Exercise inputs:
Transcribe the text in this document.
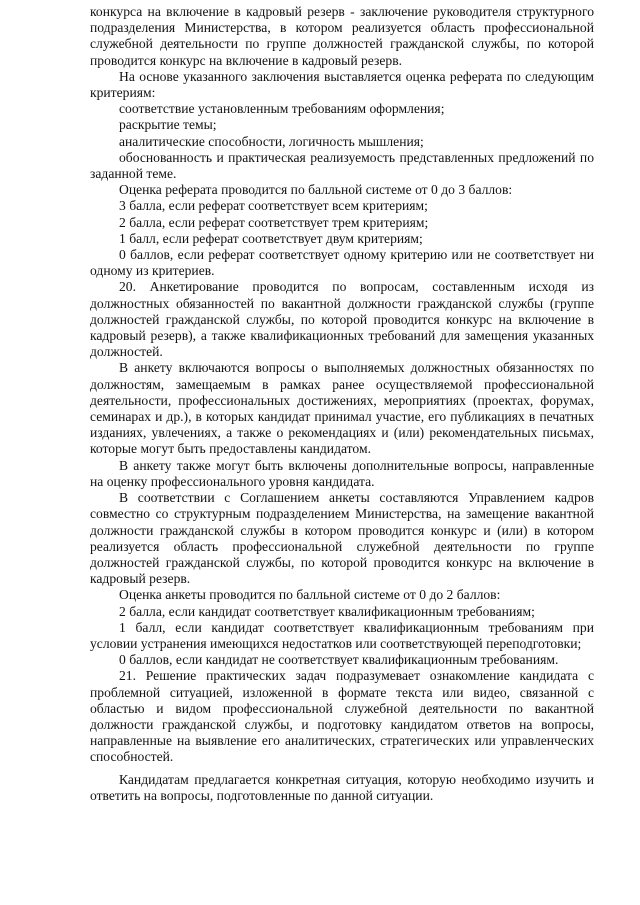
конкурса на включение в кадровый резерв - заключение руководителя структурного подразделения Министерства, в котором реализуется область профессиональной служебной деятельности по группе должностей гражданской службы, по которой проводится конкурс на включение в кадровый резерв.

На основе указанного заключения выставляется оценка реферата по следующим критериям:

соответствие установленным требованиям оформления;

раскрытие темы;

аналитические способности, логичность мышления;

обоснованность и практическая реализуемость представленных предложений по заданной теме.

Оценка реферата проводится по балльной системе от 0 до 3 баллов:

3 балла, если реферат соответствует всем критериям;

2 балла, если реферат соответствует трем критериям;

1 балл, если реферат соответствует двум критериям;

0 баллов, если реферат соответствует одному критерию или не соответствует ни одному из критериев.

20. Анкетирование проводится по вопросам, составленным исходя из должностных обязанностей по вакантной должности гражданской службы (группе должностей гражданской службы, по которой проводится конкурс на включение в кадровый резерв), а также квалификационных требований для замещения указанных должностей.

В анкету включаются вопросы о выполняемых должностных обязанностях по должностям, замещаемым в рамках ранее осуществляемой профессиональной деятельности, профессиональных достижениях, мероприятиях (проектах, форумах, семинарах и др.), в которых кандидат принимал участие, его публикациях в печатных изданиях, увлечениях, а также о рекомендациях и (или) рекомендательных письмах, которые могут быть предоставлены кандидатом.

В анкету также могут быть включены дополнительные вопросы, направленные на оценку профессионального уровня кандидата.

В соответствии с Соглашением анкеты составляются Управлением кадров совместно со структурным подразделением Министерства, на замещение вакантной должности гражданской службы в котором проводится конкурс и (или) в котором реализуется область профессиональной служебной деятельности по группе должностей гражданской службы, по которой проводится конкурс на включение в кадровый резерв.

Оценка анкеты проводится по балльной системе от 0 до 2 баллов:

2 балла, если кандидат соответствует квалификационным требованиям;

1 балл, если кандидат соответствует квалификационным требованиям при условии устранения имеющихся недостатков или соответствующей переподготовки;

0 баллов, если кандидат не соответствует квалификационным требованиям.

21. Решение практических задач подразумевает ознакомление кандидата с проблемной ситуацией, изложенной в формате текста или видео, связанной с областью и видом профессиональной служебной деятельности по вакантной должности гражданской службы, и подготовку кандидатом ответов на вопросы, направленные на выявление его аналитических, стратегических или управленческих способностей.

Кандидатам предлагается конкретная ситуация, которую необходимо изучить и ответить на вопросы, подготовленные по данной ситуации.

Given task: In the records above, locate every line with the string "реализуется" and copy it.

Exercise answer:
конкурса на включение в кадровый резерв - заключение руководителя структурного подразделения Министерства, в котором реализуется область профессиональной служебной деятельности по группе должностей гражданской службы, по которой проводится конкурс на включение в кадровый резерв.
В соответствии с Соглашением анкеты составляются Управлением кадров совместно со структурным подразделением Министерства, на замещение вакантной должности гражданской службы в котором проводится конкурс и (или) в котором реализуется область профессиональной служебной деятельности по группе должностей гражданской службы, по которой проводится конкурс на включение в кадровый резерв.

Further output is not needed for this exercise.